>> Begin Data to process

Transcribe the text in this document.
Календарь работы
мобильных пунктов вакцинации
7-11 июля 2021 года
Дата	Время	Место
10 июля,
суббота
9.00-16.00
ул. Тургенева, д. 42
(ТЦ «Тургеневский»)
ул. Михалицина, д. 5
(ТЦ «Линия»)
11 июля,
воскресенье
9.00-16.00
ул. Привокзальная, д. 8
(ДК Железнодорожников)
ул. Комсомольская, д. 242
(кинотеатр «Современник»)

>> End Data to process

Write out all of the records above exactly as they appear.

Transcribe the text in this document.
Календарь работы
мобильных пунктов вакцинации
7-11 июля 2021 года
Дата	Время	Место
10 июля,
суббота
9.00-16.00
ул. Тургенева, д. 42
(ТЦ «Тургеневский»)
ул. Михалицина, д. 5
(ТЦ «Линия»)
11 июля,
воскресенье
9.00-16.00
ул. Привокзальная, д. 8
(ДК Железнодорожников)
ул. Комсомольская, д. 242
(кинотеатр «Современник»)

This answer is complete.